Start Material provided
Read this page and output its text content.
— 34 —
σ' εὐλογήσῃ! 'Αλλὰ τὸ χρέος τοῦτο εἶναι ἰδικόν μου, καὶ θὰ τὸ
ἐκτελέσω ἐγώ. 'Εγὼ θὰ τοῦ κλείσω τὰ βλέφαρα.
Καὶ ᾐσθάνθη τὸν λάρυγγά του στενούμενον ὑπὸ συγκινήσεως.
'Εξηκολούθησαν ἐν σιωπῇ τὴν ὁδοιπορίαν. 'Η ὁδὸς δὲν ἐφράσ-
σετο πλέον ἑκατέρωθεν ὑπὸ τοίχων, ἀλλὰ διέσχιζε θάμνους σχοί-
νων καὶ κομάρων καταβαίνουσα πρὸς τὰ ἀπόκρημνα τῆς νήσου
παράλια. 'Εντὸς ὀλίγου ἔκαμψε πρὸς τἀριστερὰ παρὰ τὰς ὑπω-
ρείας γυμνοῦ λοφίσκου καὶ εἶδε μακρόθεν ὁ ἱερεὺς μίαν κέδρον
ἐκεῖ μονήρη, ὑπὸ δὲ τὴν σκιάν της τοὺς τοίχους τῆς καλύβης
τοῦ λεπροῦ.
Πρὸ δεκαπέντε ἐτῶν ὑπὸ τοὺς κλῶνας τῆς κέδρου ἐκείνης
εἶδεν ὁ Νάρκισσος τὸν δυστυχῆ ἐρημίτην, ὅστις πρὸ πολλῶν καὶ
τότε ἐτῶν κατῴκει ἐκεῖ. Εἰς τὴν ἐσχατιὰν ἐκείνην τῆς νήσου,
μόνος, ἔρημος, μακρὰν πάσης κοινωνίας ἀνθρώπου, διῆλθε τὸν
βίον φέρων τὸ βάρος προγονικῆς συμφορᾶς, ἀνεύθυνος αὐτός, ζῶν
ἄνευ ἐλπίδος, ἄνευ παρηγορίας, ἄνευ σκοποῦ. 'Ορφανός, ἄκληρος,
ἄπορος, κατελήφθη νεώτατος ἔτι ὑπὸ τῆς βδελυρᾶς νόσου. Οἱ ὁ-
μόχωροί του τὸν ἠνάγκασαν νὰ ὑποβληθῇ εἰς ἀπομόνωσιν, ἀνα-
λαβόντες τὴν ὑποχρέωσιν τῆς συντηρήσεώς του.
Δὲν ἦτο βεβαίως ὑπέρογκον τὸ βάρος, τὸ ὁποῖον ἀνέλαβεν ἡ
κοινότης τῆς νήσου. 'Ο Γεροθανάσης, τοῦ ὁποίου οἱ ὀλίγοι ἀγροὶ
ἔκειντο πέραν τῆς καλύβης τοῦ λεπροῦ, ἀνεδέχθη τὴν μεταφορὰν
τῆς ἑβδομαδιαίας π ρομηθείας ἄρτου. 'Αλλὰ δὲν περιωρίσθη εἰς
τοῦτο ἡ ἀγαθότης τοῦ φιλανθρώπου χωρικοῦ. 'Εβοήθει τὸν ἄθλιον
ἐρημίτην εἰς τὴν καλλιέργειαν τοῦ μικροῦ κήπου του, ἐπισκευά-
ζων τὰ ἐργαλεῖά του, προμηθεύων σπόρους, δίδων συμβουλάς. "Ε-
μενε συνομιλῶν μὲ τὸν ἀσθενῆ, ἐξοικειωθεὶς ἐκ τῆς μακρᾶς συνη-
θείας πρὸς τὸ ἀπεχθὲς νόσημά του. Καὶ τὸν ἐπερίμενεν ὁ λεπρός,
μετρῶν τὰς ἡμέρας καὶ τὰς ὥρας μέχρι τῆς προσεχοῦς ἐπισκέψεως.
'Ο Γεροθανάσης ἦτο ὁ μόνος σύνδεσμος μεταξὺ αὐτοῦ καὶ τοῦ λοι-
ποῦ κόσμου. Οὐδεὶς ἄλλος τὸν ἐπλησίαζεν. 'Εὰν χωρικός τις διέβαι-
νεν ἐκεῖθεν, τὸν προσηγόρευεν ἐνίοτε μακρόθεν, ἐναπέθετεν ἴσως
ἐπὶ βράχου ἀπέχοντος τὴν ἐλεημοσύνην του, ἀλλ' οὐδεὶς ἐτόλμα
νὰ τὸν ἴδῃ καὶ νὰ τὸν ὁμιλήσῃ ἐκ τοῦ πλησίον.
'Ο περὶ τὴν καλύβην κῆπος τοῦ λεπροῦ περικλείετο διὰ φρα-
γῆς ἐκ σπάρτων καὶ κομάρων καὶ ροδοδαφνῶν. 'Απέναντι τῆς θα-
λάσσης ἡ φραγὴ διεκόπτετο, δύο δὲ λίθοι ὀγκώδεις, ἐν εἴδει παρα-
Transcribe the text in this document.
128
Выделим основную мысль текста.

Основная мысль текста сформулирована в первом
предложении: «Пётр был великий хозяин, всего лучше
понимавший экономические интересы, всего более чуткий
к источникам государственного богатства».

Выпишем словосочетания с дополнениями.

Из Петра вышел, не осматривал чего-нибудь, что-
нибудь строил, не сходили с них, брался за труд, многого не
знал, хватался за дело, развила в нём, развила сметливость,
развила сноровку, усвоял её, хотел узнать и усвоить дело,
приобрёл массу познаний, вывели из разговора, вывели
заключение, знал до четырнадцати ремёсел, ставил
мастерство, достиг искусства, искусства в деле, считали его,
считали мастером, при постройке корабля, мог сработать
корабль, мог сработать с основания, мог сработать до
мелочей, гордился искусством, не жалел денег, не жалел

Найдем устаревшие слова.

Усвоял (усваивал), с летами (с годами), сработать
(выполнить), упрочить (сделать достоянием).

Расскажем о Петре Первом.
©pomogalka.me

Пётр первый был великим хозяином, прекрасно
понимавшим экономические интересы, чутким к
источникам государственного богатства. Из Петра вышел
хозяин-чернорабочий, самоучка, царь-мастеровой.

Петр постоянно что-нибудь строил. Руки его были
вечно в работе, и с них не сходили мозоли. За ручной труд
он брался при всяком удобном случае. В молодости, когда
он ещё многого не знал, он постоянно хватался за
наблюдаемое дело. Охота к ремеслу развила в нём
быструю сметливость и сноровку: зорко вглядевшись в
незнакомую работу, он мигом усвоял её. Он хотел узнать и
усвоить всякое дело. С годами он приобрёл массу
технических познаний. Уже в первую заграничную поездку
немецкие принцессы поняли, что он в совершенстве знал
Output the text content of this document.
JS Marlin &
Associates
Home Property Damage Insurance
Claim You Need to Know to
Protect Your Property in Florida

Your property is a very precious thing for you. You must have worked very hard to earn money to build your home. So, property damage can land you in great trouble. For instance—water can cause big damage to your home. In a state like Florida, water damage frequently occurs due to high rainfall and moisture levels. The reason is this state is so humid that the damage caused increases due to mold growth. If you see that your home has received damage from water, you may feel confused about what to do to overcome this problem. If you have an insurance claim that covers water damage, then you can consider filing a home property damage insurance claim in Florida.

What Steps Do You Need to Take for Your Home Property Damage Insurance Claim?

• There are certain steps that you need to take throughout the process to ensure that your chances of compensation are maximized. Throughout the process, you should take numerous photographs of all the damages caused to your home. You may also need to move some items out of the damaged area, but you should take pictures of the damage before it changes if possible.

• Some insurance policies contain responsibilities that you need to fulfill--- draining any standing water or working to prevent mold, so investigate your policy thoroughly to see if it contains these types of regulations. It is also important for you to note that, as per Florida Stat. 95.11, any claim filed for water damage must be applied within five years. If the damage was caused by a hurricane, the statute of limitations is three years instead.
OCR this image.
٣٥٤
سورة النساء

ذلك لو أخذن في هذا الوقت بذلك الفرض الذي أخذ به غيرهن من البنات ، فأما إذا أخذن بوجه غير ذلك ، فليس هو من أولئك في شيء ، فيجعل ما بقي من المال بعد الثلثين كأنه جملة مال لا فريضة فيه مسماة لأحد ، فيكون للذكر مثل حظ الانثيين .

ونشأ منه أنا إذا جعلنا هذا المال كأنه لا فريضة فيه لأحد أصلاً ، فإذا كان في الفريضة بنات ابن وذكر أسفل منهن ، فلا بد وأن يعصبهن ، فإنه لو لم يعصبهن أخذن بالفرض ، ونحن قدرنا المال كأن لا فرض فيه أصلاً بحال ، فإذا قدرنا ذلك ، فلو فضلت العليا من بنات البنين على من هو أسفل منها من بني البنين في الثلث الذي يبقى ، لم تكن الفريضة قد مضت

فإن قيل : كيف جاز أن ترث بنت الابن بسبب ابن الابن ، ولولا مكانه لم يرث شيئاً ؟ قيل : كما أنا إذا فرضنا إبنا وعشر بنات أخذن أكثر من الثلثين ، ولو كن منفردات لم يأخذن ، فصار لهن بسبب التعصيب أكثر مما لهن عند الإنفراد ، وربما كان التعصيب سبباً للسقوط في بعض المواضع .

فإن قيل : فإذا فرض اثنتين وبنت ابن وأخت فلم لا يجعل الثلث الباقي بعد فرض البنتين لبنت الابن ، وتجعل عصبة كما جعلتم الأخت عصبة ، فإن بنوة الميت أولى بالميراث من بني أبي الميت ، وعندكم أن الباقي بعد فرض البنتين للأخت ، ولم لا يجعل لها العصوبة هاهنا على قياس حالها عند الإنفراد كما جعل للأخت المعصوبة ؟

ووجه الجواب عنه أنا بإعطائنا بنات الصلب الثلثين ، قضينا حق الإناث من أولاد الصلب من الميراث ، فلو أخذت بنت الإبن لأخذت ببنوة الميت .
End Material provided
◆ **What needs to be done**: Find the string "المال" in the listing and return every line that holds it.

◆ **Exercise result**:
ذلك لو أخذن في هذا الوقت بذلك الفرض الذي أخذ به غيرهن من البنات ، فأما إذا أخذن بوجه غير ذلك ، فليس هو من أولئك في شيء ، فيجعل ما بقي من المال بعد الثلثين كأنه جملة مال لا فريضة فيه مسماة لأحد ، فيكون للذكر مثل حظ الانثيين .
ونشأ منه أنا إذا جعلنا هذا المال كأنه لا فريضة فيه لأحد أصلاً ، فإذا كان في الفريضة بنات ابن وذكر أسفل منهن ، فلا بد وأن يعصبهن ، فإنه لو لم يعصبهن أخذن بالفرض ، ونحن قدرنا المال كأن لا فرض فيه أصلاً بحال ، فإذا قدرنا ذلك ، فلو فضلت العليا من بنات البنين على من هو أسفل منها من بني البنين في الثلث الذي يبقى ، لم تكن الفريضة قد مضت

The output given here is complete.